** Task requirements **
Find the word "ярусе" in the data. Return every line where it appears.

** Data for this task **
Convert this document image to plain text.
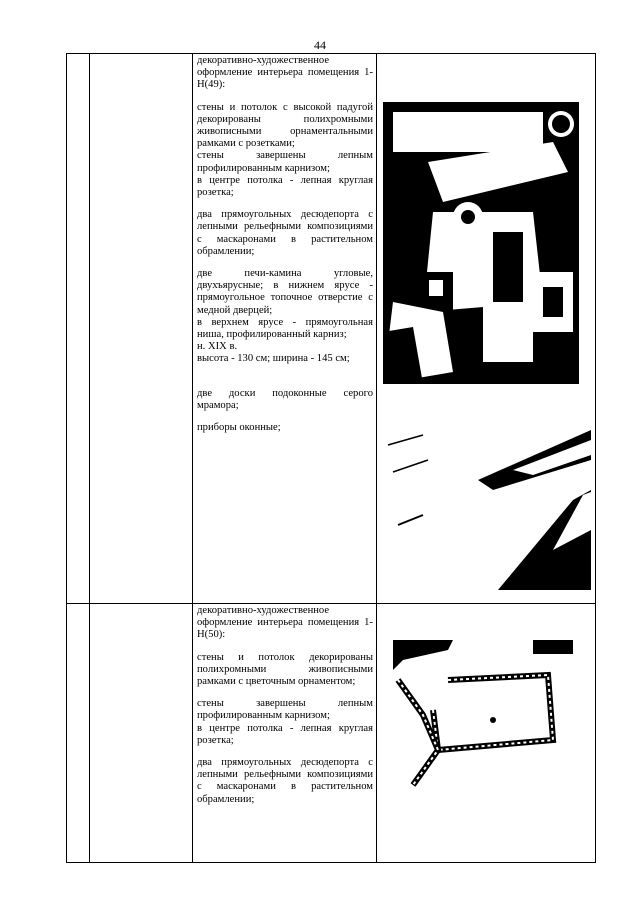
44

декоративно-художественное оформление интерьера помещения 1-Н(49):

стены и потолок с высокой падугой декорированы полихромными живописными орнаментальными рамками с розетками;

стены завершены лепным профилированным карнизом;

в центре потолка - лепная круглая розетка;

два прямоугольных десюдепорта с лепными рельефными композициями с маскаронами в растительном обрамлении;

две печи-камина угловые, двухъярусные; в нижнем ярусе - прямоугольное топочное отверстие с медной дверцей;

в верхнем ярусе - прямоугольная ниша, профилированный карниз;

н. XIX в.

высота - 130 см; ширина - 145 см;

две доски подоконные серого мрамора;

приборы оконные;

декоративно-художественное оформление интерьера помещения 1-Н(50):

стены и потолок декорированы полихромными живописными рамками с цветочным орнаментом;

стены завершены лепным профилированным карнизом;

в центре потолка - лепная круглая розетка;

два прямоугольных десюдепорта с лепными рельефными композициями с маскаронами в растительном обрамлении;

--

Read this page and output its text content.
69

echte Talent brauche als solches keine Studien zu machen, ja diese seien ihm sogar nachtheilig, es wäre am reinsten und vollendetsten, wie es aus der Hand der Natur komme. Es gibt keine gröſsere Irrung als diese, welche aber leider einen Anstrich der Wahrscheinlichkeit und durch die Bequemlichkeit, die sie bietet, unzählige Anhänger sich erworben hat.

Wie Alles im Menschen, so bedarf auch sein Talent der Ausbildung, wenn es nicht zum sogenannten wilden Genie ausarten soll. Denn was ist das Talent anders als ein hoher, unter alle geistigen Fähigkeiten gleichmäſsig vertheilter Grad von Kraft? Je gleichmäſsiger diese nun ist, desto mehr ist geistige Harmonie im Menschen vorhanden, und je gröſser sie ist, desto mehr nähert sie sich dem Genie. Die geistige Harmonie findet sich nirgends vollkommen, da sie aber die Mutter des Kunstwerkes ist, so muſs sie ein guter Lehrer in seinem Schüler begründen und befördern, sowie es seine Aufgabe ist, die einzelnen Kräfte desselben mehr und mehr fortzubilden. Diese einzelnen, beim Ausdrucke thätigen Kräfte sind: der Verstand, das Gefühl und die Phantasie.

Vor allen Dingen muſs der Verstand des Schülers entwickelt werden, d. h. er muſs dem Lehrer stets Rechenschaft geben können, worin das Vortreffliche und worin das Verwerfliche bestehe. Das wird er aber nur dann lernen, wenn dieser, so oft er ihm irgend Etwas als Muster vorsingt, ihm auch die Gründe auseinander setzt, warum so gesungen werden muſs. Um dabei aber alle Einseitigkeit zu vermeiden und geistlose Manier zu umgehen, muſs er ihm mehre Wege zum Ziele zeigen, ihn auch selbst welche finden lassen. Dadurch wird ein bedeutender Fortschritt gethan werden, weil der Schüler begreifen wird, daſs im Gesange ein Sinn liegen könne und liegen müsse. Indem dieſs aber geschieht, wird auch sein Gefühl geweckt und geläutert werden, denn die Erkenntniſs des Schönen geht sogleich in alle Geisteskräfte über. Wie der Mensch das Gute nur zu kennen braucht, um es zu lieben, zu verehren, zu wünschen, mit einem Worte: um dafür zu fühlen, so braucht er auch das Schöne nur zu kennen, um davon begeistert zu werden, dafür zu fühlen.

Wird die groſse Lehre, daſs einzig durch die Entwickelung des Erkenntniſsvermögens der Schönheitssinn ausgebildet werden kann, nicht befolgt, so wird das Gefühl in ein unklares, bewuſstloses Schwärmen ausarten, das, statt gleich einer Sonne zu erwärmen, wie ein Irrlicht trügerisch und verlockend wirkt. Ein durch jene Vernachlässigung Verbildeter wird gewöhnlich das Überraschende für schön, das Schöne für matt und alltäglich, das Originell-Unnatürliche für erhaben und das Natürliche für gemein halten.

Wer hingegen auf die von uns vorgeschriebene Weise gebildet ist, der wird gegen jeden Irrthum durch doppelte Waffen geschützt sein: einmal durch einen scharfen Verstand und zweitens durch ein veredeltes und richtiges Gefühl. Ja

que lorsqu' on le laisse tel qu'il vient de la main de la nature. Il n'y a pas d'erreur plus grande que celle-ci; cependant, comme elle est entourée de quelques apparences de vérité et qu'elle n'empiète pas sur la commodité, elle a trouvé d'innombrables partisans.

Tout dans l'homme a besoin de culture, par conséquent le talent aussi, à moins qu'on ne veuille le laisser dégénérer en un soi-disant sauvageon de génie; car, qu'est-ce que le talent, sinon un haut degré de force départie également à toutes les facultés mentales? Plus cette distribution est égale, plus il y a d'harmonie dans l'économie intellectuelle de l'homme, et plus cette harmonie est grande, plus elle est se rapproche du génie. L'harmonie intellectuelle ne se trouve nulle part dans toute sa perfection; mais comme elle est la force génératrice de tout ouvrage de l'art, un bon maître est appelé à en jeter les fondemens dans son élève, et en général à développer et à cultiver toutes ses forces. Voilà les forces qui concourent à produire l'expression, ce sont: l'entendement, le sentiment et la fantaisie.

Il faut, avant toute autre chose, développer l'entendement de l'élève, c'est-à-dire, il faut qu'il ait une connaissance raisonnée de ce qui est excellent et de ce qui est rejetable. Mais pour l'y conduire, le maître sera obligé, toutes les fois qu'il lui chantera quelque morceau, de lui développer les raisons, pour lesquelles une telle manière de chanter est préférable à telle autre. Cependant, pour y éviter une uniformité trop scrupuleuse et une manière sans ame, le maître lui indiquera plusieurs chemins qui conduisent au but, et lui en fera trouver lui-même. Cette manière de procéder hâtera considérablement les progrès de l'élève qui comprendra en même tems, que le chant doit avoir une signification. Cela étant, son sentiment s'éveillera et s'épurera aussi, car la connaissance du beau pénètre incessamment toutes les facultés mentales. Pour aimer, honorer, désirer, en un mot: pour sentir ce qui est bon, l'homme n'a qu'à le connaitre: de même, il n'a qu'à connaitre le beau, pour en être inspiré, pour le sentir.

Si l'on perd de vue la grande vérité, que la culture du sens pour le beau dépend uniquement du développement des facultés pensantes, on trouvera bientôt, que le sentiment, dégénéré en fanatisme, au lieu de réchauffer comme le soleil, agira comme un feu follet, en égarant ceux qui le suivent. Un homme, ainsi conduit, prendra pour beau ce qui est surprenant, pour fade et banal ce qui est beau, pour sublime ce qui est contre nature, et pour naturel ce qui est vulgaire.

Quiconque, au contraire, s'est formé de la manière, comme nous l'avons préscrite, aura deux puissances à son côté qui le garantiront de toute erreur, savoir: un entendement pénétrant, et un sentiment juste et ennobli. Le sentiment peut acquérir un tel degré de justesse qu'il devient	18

** Solution **
две печи-камина угловые, двухъярусные; в нижнем ярусе - прямоугольное топочное отверстие с медной дверцей;
в верхнем ярусе - прямоугольная ниша, профилированный карниз;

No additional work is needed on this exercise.